# Start of Entries shown

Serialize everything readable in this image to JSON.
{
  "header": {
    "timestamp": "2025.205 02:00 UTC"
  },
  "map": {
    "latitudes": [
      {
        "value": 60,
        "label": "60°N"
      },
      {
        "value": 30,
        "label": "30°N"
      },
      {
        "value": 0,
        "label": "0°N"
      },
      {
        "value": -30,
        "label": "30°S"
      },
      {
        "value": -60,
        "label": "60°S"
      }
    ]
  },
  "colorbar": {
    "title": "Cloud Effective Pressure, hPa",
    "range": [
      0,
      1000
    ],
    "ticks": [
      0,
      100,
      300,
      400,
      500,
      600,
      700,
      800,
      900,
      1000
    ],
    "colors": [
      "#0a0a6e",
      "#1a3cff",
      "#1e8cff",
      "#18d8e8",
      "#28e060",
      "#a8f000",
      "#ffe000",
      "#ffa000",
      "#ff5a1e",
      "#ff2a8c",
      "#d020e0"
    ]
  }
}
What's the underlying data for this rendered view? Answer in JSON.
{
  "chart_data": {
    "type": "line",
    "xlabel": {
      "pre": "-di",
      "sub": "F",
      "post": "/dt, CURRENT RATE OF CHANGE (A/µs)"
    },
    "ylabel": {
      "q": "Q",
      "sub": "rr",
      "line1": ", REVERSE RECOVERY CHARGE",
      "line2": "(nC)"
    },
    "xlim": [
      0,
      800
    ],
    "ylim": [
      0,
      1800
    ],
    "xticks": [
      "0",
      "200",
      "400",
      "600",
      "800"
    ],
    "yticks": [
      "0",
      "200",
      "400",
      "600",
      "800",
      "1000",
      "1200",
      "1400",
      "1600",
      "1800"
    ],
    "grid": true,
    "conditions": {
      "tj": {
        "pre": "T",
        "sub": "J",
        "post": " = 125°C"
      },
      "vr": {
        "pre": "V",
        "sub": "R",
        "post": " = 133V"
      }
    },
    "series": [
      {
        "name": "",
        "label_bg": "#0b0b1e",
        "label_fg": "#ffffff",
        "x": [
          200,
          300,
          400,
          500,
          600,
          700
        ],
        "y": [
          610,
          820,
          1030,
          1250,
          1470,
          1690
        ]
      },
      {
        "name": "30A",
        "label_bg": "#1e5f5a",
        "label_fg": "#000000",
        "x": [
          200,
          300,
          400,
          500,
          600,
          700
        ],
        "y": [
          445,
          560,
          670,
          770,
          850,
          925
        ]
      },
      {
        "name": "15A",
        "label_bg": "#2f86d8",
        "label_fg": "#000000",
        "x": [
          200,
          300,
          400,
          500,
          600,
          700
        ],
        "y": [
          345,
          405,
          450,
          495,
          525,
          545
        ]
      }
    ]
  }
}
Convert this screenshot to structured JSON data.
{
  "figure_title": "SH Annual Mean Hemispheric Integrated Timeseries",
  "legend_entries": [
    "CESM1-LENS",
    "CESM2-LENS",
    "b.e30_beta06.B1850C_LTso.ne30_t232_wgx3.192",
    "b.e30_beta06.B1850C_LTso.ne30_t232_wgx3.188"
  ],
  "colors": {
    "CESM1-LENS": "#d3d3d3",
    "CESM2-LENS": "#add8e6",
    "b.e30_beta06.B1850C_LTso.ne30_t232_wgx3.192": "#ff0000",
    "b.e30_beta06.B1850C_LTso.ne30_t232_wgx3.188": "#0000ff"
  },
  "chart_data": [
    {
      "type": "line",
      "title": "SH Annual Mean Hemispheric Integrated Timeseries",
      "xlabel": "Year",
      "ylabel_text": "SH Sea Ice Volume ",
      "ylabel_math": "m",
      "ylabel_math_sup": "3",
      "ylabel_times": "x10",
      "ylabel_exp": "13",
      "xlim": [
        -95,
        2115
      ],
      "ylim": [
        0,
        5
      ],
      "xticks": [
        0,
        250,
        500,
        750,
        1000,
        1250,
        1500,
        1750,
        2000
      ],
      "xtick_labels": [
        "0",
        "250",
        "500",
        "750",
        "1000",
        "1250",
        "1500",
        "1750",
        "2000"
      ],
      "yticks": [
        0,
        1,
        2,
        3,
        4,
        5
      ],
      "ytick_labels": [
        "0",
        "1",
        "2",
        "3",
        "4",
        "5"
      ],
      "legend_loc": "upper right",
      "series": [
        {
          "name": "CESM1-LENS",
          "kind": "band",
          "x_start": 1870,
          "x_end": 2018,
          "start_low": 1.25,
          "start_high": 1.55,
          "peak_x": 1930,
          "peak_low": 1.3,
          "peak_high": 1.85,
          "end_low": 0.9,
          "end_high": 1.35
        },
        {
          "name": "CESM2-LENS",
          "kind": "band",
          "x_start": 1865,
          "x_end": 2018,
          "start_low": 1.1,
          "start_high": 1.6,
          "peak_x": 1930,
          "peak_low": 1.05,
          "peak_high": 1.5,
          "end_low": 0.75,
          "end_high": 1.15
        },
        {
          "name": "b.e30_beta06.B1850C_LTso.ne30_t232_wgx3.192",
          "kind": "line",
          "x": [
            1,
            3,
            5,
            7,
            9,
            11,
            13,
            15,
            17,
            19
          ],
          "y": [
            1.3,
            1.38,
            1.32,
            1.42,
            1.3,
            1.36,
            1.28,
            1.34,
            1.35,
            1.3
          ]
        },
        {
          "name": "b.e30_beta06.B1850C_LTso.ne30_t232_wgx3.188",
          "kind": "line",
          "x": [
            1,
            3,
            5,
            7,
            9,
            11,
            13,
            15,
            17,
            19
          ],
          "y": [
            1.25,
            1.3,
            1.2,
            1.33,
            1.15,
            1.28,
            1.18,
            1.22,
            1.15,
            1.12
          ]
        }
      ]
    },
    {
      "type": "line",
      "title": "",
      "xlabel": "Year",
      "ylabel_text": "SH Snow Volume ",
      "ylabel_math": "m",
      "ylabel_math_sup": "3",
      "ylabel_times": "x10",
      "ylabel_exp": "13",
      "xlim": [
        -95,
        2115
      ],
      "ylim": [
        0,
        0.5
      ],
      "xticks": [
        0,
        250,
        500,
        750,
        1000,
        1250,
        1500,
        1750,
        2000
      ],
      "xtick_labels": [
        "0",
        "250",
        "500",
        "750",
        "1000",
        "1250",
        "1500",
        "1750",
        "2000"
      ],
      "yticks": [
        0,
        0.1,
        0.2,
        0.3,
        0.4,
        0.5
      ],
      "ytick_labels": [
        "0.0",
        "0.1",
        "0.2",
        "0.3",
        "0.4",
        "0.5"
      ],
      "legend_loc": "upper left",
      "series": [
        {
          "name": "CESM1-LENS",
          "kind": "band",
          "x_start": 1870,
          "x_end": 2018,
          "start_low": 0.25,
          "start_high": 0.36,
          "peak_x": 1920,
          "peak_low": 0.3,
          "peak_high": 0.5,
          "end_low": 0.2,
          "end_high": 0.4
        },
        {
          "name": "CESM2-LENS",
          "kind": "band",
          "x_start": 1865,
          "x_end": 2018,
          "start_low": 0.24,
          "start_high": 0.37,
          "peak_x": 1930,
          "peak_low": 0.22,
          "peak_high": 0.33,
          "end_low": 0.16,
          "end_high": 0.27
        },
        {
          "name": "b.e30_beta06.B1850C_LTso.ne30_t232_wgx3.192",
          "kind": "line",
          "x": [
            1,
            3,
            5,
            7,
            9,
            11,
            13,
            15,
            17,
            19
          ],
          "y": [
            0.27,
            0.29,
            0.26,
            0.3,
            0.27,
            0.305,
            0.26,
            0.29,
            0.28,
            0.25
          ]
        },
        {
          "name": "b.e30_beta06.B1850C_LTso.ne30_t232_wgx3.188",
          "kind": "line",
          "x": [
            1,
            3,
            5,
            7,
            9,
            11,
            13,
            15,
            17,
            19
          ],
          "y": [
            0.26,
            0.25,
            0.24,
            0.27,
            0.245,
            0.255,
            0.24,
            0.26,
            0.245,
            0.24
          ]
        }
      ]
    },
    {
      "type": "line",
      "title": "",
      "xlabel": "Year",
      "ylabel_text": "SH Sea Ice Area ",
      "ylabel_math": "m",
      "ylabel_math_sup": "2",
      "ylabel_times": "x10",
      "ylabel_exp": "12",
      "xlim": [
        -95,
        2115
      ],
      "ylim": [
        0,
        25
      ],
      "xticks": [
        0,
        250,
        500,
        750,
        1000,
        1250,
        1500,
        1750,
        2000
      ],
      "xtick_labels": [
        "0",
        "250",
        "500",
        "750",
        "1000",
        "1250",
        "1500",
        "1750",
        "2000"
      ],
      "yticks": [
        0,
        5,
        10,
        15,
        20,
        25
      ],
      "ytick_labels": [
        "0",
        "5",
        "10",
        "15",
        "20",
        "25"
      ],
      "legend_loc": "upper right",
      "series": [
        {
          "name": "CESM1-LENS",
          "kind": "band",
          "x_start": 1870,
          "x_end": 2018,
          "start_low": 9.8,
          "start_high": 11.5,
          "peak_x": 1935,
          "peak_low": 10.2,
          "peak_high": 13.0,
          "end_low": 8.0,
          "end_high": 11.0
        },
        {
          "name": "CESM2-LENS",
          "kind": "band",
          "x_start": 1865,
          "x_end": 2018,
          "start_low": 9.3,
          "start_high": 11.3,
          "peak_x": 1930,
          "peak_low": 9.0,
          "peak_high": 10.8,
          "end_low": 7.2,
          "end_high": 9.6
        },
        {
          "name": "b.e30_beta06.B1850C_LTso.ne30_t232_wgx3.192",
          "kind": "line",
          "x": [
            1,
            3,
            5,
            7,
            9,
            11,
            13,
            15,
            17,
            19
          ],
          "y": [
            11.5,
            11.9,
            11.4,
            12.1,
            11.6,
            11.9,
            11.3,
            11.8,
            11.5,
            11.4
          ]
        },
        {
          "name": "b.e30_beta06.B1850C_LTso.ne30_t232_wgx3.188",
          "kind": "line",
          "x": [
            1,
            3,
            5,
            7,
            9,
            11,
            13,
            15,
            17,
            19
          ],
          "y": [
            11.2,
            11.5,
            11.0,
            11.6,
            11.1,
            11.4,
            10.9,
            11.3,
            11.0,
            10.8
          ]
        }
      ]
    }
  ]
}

# End of Entries shown

* Stated goal
Search the data for the word "this" and copy each line where it appears.

* Correct output
Serialize everything readable in this image to JSON.
What's the underlying data for this rendered view? Answer in JSON.
Convert this screenshot to structured JSON data.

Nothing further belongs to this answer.